(The problem) Transcribe the whole listing below without changing a word, but leave out every image.

(Data shown)
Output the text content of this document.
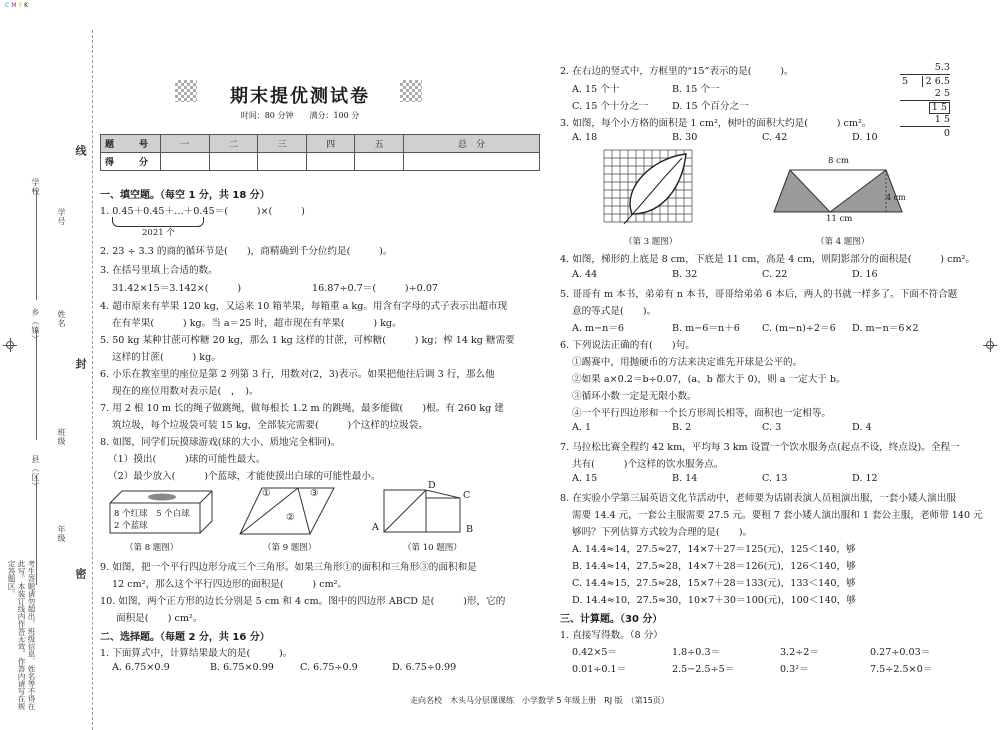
C M Y K
学校
学号
乡（镇） 姓名
县（区）
班级
年级
线
封
密
考生答题请勿超出，班级信息、姓名等不得在此写。本装订线内作答无效，作答内请写在规定答题区。
期末提优测试卷
时间：80 分钟　　满分：100 分
题　号	一	二	三	四	五	总　分
得　分						
一、填空题。（每空 1 分，共 18 分）
1. 0.45＋0.45＋…＋0.45＝(　　　)×(　　　)
2021 个
2. 23 ÷ 3.3 的商的循环节是(　　)，商精确到千分位约是(　　　)。
3. 在括号里填上合适的数。
31.42×15＝3.142×(　　　)	16.87÷0.7＝(　　　)÷0.07
4. 超市原来有苹果 120 kg，又运来 10 箱苹果，每箱重 a kg。用含有字母的式子表示出超市现
在有苹果(　　　) kg。当 a＝25 时，超市现在有苹果(　　　) kg。
5. 50 kg 某种甘蔗可榨糖 20 kg，那么 1 kg 这样的甘蔗，可榨糖(　　　) kg；榨 14 kg 糖需要
这样的甘蔗(　　　) kg。
6. 小乐在教室里的座位是第 2 列第 3 行，用数对(2，3)表示。如果把他往后调 3 行，那么他
现在的座位用数对表示是(　，　)。
7. 用 2 根 10 m 长的绳子做跳绳，做每根长 1.2 m 的跳绳，最多能做(　　)根。有 260 kg 建
筑垃圾，每个垃圾袋可装 15 kg，全部装完需要(　　　)个这样的垃圾袋。
8. 如图，同学们玩摸球游戏(球的大小、质地完全相同)。
（1）摸出(　　　)球的可能性最大。
（2）最少放入(　　　)个蓝球，才能使摸出白球的可能性最小。
8 个红球　5 个白球
2 个蓝球
（第 8 题图）
①
②
③
（第 9 题图）
D
C
A	B
（第 10 题图）
9. 如图，把一个平行四边形分成三个三角形。如果三角形①的面积和三角形③的面积和是
12 cm²，那么这个平行四边形的面积是(　　　) cm²。
10. 如图，两个正方形的边长分别是 5 cm 和 4 cm。图中的四边形 ABCD 是(　　　)形，它的
面积是(　　) cm²。
二、选择题。（每题 2 分，共 16 分）
1. 下面算式中，计算结果最大的是(　　　)。
A. 6.75×0.9	B. 6.75×0.99	C. 6.75÷0.9	D. 6.75÷0.99
2. 在右边的竖式中，方框里的“15”表示的是(　　　)。
A. 15 个十	B. 15 个一
C. 15 个十分之一 D. 15 个百分之一
5.3
5 2 6.5
2 5
1 5
1 5
0
3. 如图，每个小方格的面积是 1 cm²，树叶的面积大约是(　　　) cm²。
A. 18	B. 30	C. 42	D. 10
（第 3 题图）
8 cm
4 cm
11 cm
（第 4 题图）
4. 如图，梯形的上底是 8 cm，下底是 11 cm，高是 4 cm，则阴影部分的面积是(　　　) cm²。
A. 44	B. 32	C. 22	D. 16
5. 哥哥有 m 本书，弟弟有 n 本书，哥哥给弟弟 6 本后，两人的书就一样多了。下面不符合题
意的等式是(　　)。
A. m−n＝6	B. m−6＝n＋6 C. (m−n)÷2＝6 D. m−n＝6×2
6. 下列说法正确的有(　　)句。
①踢赛中，用抛硬币的方法来决定谁先开球是公平的。
②如果 a×0.2＝b÷0.07，(a、b 都大于 0)，则 a 一定大于 b。
③循环小数一定是无限小数。
④一个平行四边形和一个长方形周长相等，面积也一定相等。
A. 1	B. 2	C. 3	D. 4
7. 马拉松比赛全程约 42 km，平均每 3 km 设置一个饮水服务点(起点不设，终点设)。全程一
共有(　　　)个这样的饮水服务点。
A. 15	B. 14	C. 13	D. 12
8. 在实验小学第三届英语文化节活动中，老师要为话剧表演人员租演出服，一套小矮人演出服
需要 14.4 元，一套公主服需要 27.5 元。要租 7 套小矮人演出服和 1 套公主服，老师带 140 元
够吗？下列估算方式较为合理的是(　　)。
A. 14.4≈14，27.5≈27，14×7＋27＝125(元)，125＜140，够
B. 14.4≈14，27.5≈28，14×7＋28＝126(元)，126＜140，够
C. 14.4≈15，27.5≈28，15×7＋28＝133(元)，133＜140，够
D. 14.4≈10，27.5≈30，10×7＋30＝100(元)，100＜140，够
三、计算题。（30 分）
1. 直接写得数。（8 分）
0.42×5＝	1.8÷0.3＝	3.2÷2＝	0.27÷0.03＝
0.01÷0.1＝	2.5−2.5÷5＝	0.3²＝	7.5÷2.5×0＝
走向名校　木头马分层课课练　小学数学 5 年级上册　RJ 版　（第15页）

(Correct output)
Output the text content of this document.
C M Y K
学校
学号
乡（镇） 姓名
县（区）
班级
年级
线
封
密
考生答题请勿超出，班级信息、姓名等不得在此写。本装订线内作答无效，作答内请写在规定答题区。
期末提优测试卷
时间：80 分钟　　满分：100 分
题　号	一	二	三	四	五	总　分
得　分						
一、填空题。（每空 1 分，共 18 分）
1. 0.45＋0.45＋…＋0.45＝(　　　)×(　　　)
2021 个
2. 23 ÷ 3.3 的商的循环节是(　　)，商精确到千分位约是(　　　)。
3. 在括号里填上合适的数。
31.42×15＝3.142×(　　　)	16.87÷0.7＝(　　　)÷0.07
4. 超市原来有苹果 120 kg，又运来 10 箱苹果，每箱重 a kg。用含有字母的式子表示出超市现
在有苹果(　　　) kg。当 a＝25 时，超市现在有苹果(　　　) kg。
5. 50 kg 某种甘蔗可榨糖 20 kg，那么 1 kg 这样的甘蔗，可榨糖(　　　) kg；榨 14 kg 糖需要
这样的甘蔗(　　　) kg。
6. 小乐在教室里的座位是第 2 列第 3 行，用数对(2，3)表示。如果把他往后调 3 行，那么他
现在的座位用数对表示是(　，　)。
7. 用 2 根 10 m 长的绳子做跳绳，做每根长 1.2 m 的跳绳，最多能做(　　)根。有 260 kg 建
筑垃圾，每个垃圾袋可装 15 kg，全部装完需要(　　　)个这样的垃圾袋。
8. 如图，同学们玩摸球游戏(球的大小、质地完全相同)。
（1）摸出(　　　)球的可能性最大。
（2）最少放入(　　　)个蓝球，才能使摸出白球的可能性最小。
8 个红球　5 个白球
2 个蓝球
（第 8 题图）
①
②
③
（第 9 题图）
D
C
A	B
（第 10 题图）
9. 如图，把一个平行四边形分成三个三角形。如果三角形①的面积和三角形③的面积和是
12 cm²，那么这个平行四边形的面积是(　　　) cm²。
10. 如图，两个正方形的边长分别是 5 cm 和 4 cm。图中的四边形 ABCD 是(　　　)形，它的
面积是(　　) cm²。
二、选择题。（每题 2 分，共 16 分）
1. 下面算式中，计算结果最大的是(　　　)。
A. 6.75×0.9	B. 6.75×0.99	C. 6.75÷0.9	D. 6.75÷0.99
2. 在右边的竖式中，方框里的“15”表示的是(　　　)。
A. 15 个十	B. 15 个一
C. 15 个十分之一 D. 15 个百分之一
5.3
5 2 6.5
2 5
1 5
1 5
0
3. 如图，每个小方格的面积是 1 cm²，树叶的面积大约是(　　　) cm²。
A. 18	B. 30	C. 42	D. 10
（第 3 题图）
8 cm
4 cm
11 cm
（第 4 题图）
4. 如图，梯形的上底是 8 cm，下底是 11 cm，高是 4 cm，则阴影部分的面积是(　　　) cm²。
A. 44	B. 32	C. 22	D. 16
5. 哥哥有 m 本书，弟弟有 n 本书，哥哥给弟弟 6 本后，两人的书就一样多了。下面不符合题
意的等式是(　　)。
A. m−n＝6	B. m−6＝n＋6 C. (m−n)÷2＝6 D. m−n＝6×2
6. 下列说法正确的有(　　)句。
①踢赛中，用抛硬币的方法来决定谁先开球是公平的。
②如果 a×0.2＝b÷0.07，(a、b 都大于 0)，则 a 一定大于 b。
③循环小数一定是无限小数。
④一个平行四边形和一个长方形周长相等，面积也一定相等。
A. 1	B. 2	C. 3	D. 4
7. 马拉松比赛全程约 42 km，平均每 3 km 设置一个饮水服务点(起点不设，终点设)。全程一
共有(　　　)个这样的饮水服务点。
A. 15	B. 14	C. 13	D. 12
8. 在实验小学第三届英语文化节活动中，老师要为话剧表演人员租演出服，一套小矮人演出服
需要 14.4 元，一套公主服需要 27.5 元。要租 7 套小矮人演出服和 1 套公主服，老师带 140 元
够吗？下列估算方式较为合理的是(　　)。
A. 14.4≈14，27.5≈27，14×7＋27＝125(元)，125＜140，够
B. 14.4≈14，27.5≈28，14×7＋28＝126(元)，126＜140，够
C. 14.4≈15，27.5≈28，15×7＋28＝133(元)，133＜140，够
D. 14.4≈10，27.5≈30，10×7＋30＝100(元)，100＜140，够
三、计算题。（30 分）
1. 直接写得数。（8 分）
0.42×5＝	1.8÷0.3＝	3.2÷2＝	0.27÷0.03＝
0.01÷0.1＝	2.5−2.5÷5＝	0.3²＝	7.5÷2.5×0＝
走向名校　木头马分层课课练　小学数学 5 年级上册　RJ 版　（第15页）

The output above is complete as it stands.